> [Requirement]
Leave out the pictures and copy everything else in the entries exactly.

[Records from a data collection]
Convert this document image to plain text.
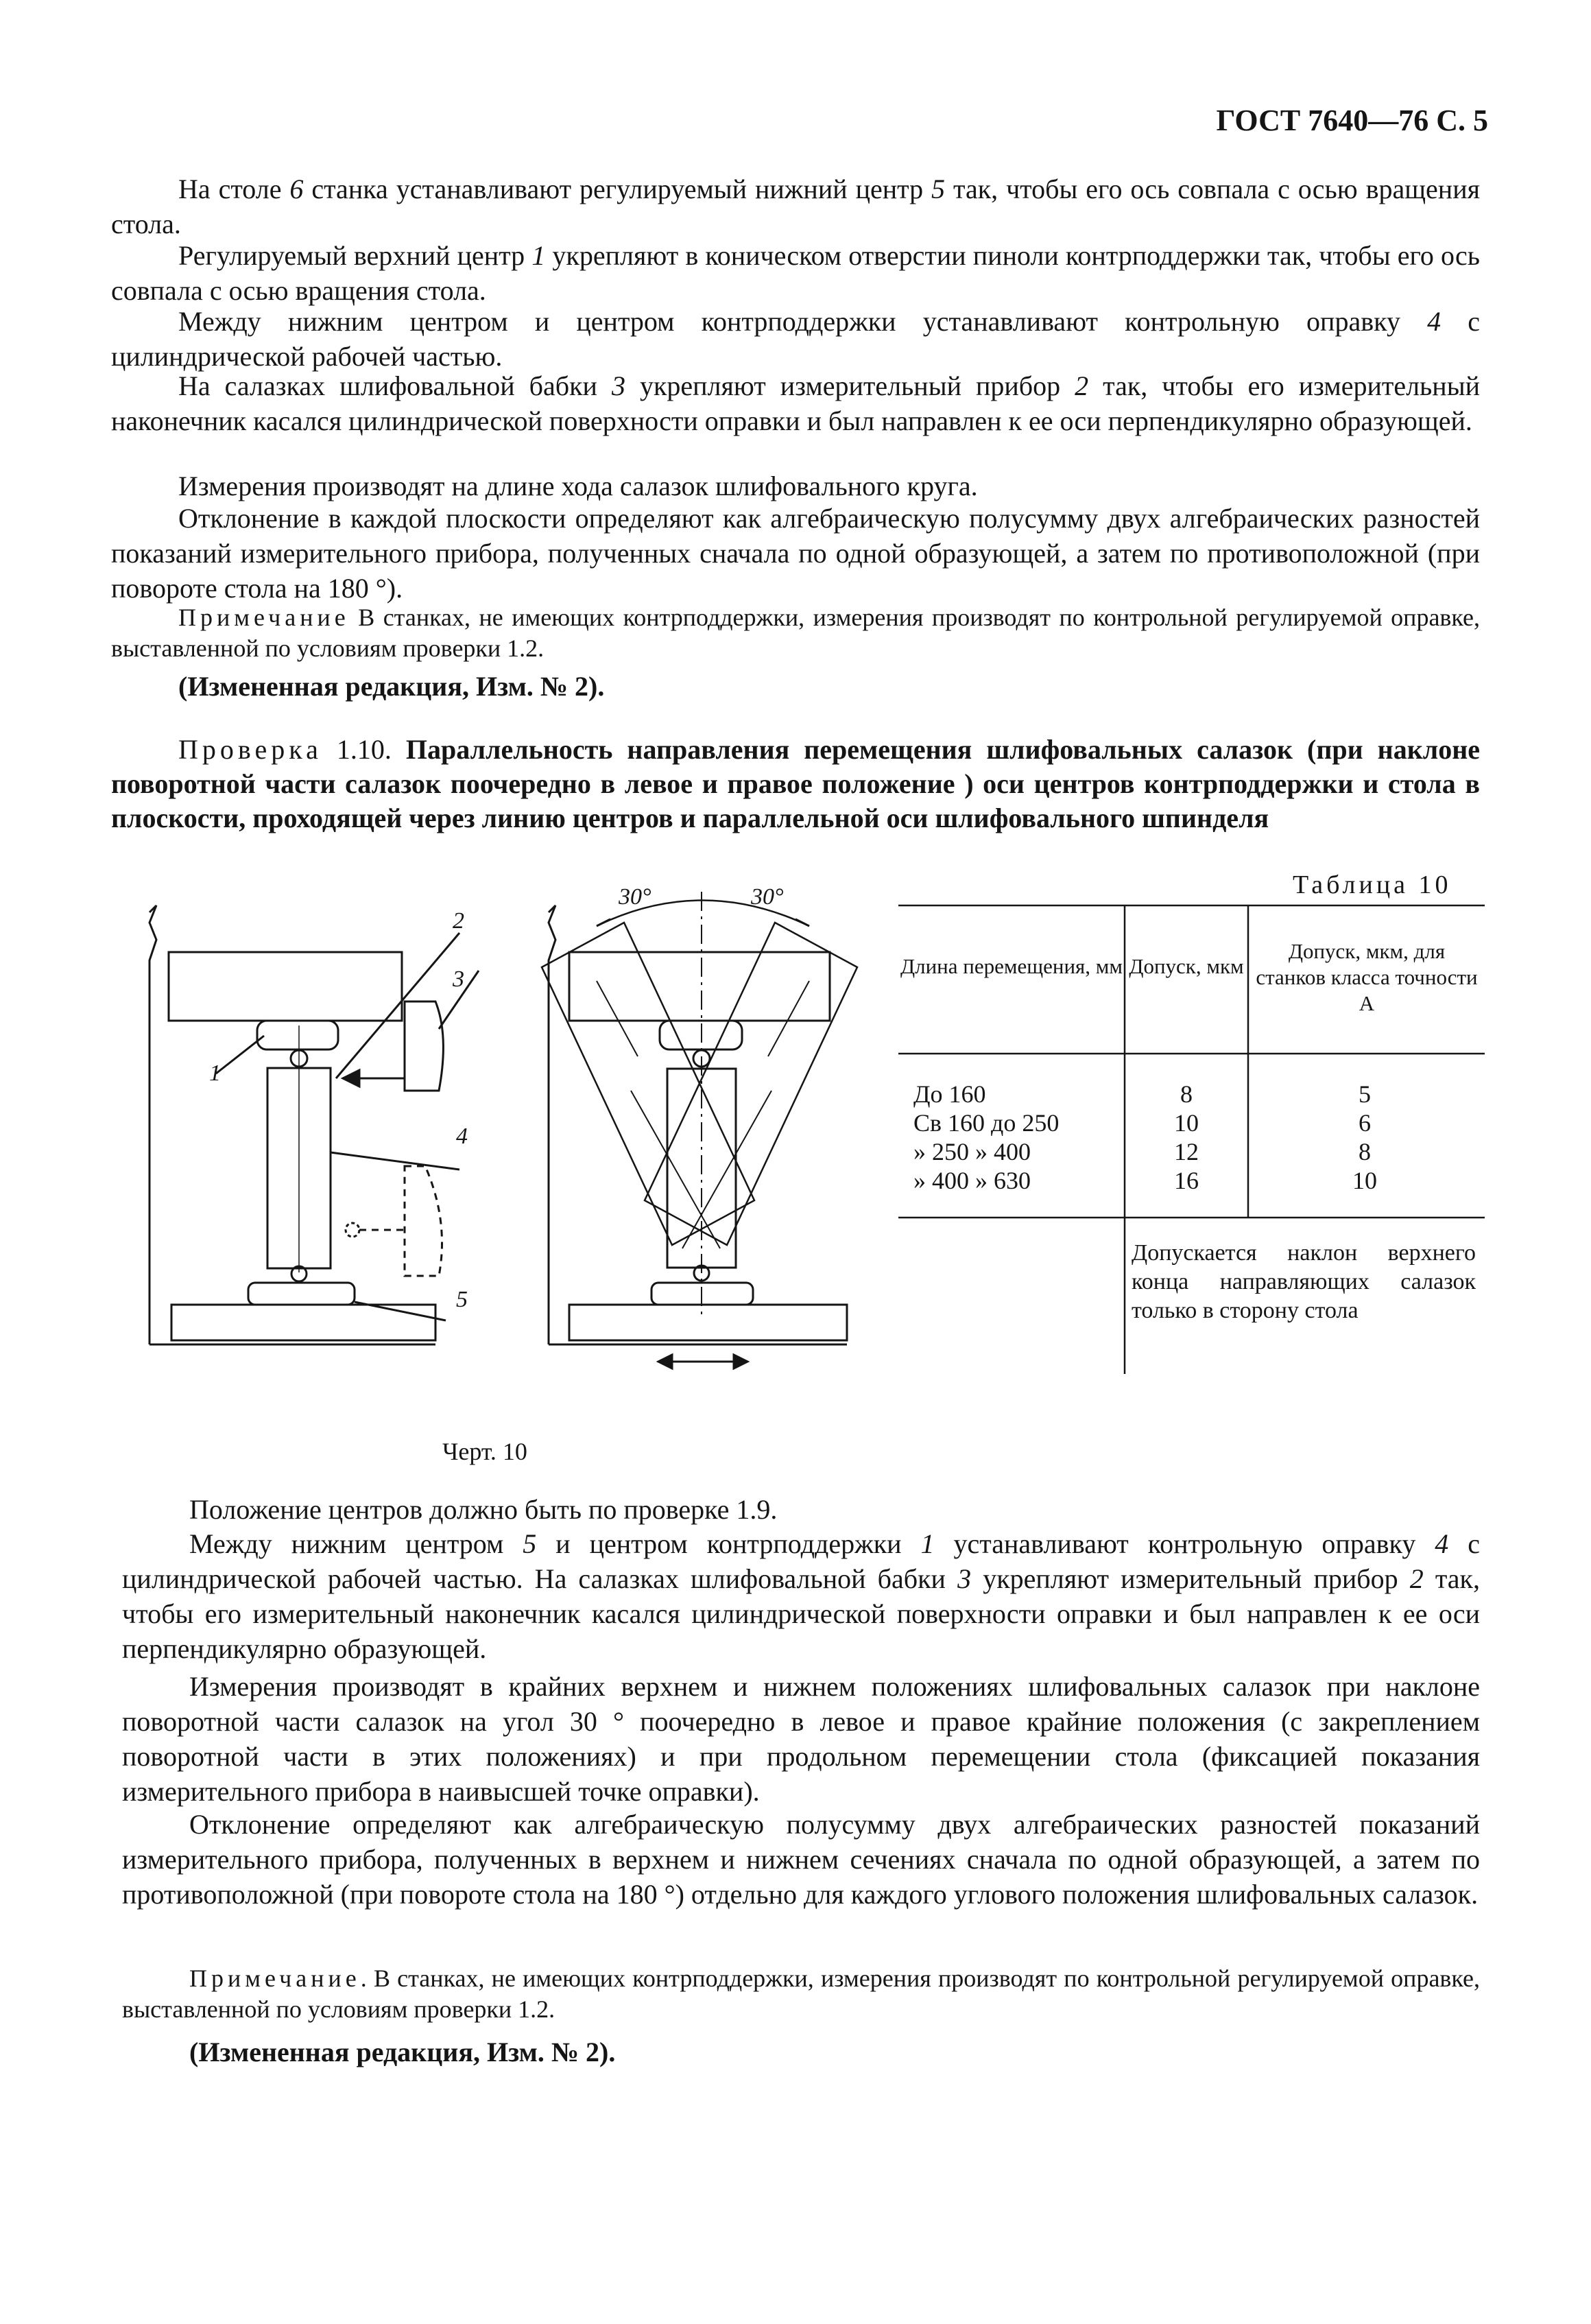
ГОСТ 7640—76 С. 5
На столе 6 станка устанавливают регулируемый нижний центр 5 так, чтобы его ось совпала с осью вращения стола.
Регулируемый верхний центр 1 укрепляют в коническом отверстии пиноли контрподдержки так, чтобы его ось совпала с осью вращения стола.
Между нижним центром и центром контрподдержки устанавливают контрольную оправку 4 с цилиндрической рабочей частью.
На салазках шлифовальной бабки 3 укрепляют измерительный прибор 2 так, чтобы его измерительный наконечник касался цилиндрической поверхности оправки и был направлен к ее оси перпендикулярно образующей.
Измерения производят на длине хода салазок шлифовального круга.
Отклонение в каждой плоскости определяют как алгебраическую полусумму двух алгебраических разностей показаний измерительного прибора, полученных сначала по одной образующей, а затем по противоположной (при повороте стола на 180 °).
Примечание В станках, не имеющих контрподдержки, измерения производят по контрольной регулируемой оправке, выставленной по условиям проверки 1.2.
(Измененная редакция, Изм. № 2).
Проверка 1.10. Параллельность направления перемещения шлифовальных салазок (при наклоне поворотной части салазок поочередно в левое и правое положение ) оси центров контрподдержки и стола в плоскости, проходящей через линию центров и параллельной оси шлифовального шпинделя
1
2
3
4
5
30°	30°
Черт. 10
Таблица 10
Длина перемещения, мм Допуск, мкм
Допуск, мкм, для станков класса точности А
До 160
Св 160 до 250
» 250 » 400
» 400 » 630
8
10
12
16
5
6
8
10
Допускается наклон верхнего конца направляющих салазок только в сторону стола
Положение центров должно быть по проверке 1.9.
Между нижним центром 5 и центром контрподдержки 1 устанавливают контрольную оправку 4 с цилиндрической рабочей частью. На салазках шлифовальной бабки 3 укрепляют измерительный прибор 2 так, чтобы его измерительный наконечник касался цилиндрической поверхности оправки и был направлен к ее оси перпендикулярно образующей.
Измерения производят в крайних верхнем и нижнем положениях шлифовальных салазок при наклоне поворотной части салазок на угол 30 ° поочередно в левое и правое крайние положения (с закреплением поворотной части в этих положениях) и при продольном перемещении стола (фиксацией показания измерительного прибора в наивысшей точке оправки).
Отклонение определяют как алгебраическую полусумму двух алгебраических разностей показаний измерительного прибора, полученных в верхнем и нижнем сечениях сначала по одной образующей, а затем по противоположной (при повороте стола на 180 °) отдельно для каждого углового положения шлифовальных салазок.
Примечание. В станках, не имеющих контрподдержки, измерения производят по контрольной регулируемой оправке, выставленной по условиям проверки 1.2.
(Измененная редакция, Изм. № 2).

> [Answer in full]
Convert this document image to plain text.
ГОСТ 7640—76 С. 5
На столе 6 станка устанавливают регулируемый нижний центр 5 так, чтобы его ось совпала с осью вращения стола.
Регулируемый верхний центр 1 укрепляют в коническом отверстии пиноли контрподдержки так, чтобы его ось совпала с осью вращения стола.
Между нижним центром и центром контрподдержки устанавливают контрольную оправку 4 с цилиндрической рабочей частью.
На салазках шлифовальной бабки 3 укрепляют измерительный прибор 2 так, чтобы его измерительный наконечник касался цилиндрической поверхности оправки и был направлен к ее оси перпендикулярно образующей.
Измерения производят на длине хода салазок шлифовального круга.
Отклонение в каждой плоскости определяют как алгебраическую полусумму двух алгебраических разностей показаний измерительного прибора, полученных сначала по одной образующей, а затем по противоположной (при повороте стола на 180 °).
Примечание В станках, не имеющих контрподдержки, измерения производят по контрольной регулируемой оправке, выставленной по условиям проверки 1.2.
(Измененная редакция, Изм. № 2).
Проверка 1.10. Параллельность направления перемещения шлифовальных салазок (при наклоне поворотной части салазок поочередно в левое и правое положение ) оси центров контрподдержки и стола в плоскости, проходящей через линию центров и параллельной оси шлифовального шпинделя
1
2
3
4
5
30°	30°
Черт. 10
Таблица 10
Длина перемещения, мм Допуск, мкм
Допуск, мкм, для станков класса точности А
До 160
Св 160 до 250
» 250 » 400
» 400 » 630
8
10
12
16
5
6
8
10
Допускается наклон верхнего конца направляющих салазок только в сторону стола
Положение центров должно быть по проверке 1.9.
Между нижним центром 5 и центром контрподдержки 1 устанавливают контрольную оправку 4 с цилиндрической рабочей частью. На салазках шлифовальной бабки 3 укрепляют измерительный прибор 2 так, чтобы его измерительный наконечник касался цилиндрической поверхности оправки и был направлен к ее оси перпендикулярно образующей.
Измерения производят в крайних верхнем и нижнем положениях шлифовальных салазок при наклоне поворотной части салазок на угол 30 ° поочередно в левое и правое крайние положения (с закреплением поворотной части в этих положениях) и при продольном перемещении стола (фиксацией показания измерительного прибора в наивысшей точке оправки).
Отклонение определяют как алгебраическую полусумму двух алгебраических разностей показаний измерительного прибора, полученных в верхнем и нижнем сечениях сначала по одной образующей, а затем по противоположной (при повороте стола на 180 °) отдельно для каждого углового положения шлифовальных салазок.
Примечание. В станках, не имеющих контрподдержки, измерения производят по контрольной регулируемой оправке, выставленной по условиям проверки 1.2.
(Измененная редакция, Изм. № 2).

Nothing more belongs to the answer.